Which lines in the records below contain the word "INGRESOS"? Copy each of them.

-.-.-

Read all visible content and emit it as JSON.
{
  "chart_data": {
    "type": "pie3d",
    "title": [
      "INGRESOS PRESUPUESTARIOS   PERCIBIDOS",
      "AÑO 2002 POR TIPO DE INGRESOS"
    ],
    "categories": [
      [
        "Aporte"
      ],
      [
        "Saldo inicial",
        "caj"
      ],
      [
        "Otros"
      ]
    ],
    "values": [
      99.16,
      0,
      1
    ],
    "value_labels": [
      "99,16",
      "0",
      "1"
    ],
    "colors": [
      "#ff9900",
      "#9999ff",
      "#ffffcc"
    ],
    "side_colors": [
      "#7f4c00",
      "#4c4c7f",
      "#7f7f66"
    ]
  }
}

-.-.-

Exercise result:
      "INGRESOS PRESUPUESTARIOS   PERCIBIDOS",
      "AÑO 2002 POR TIPO DE INGRESOS"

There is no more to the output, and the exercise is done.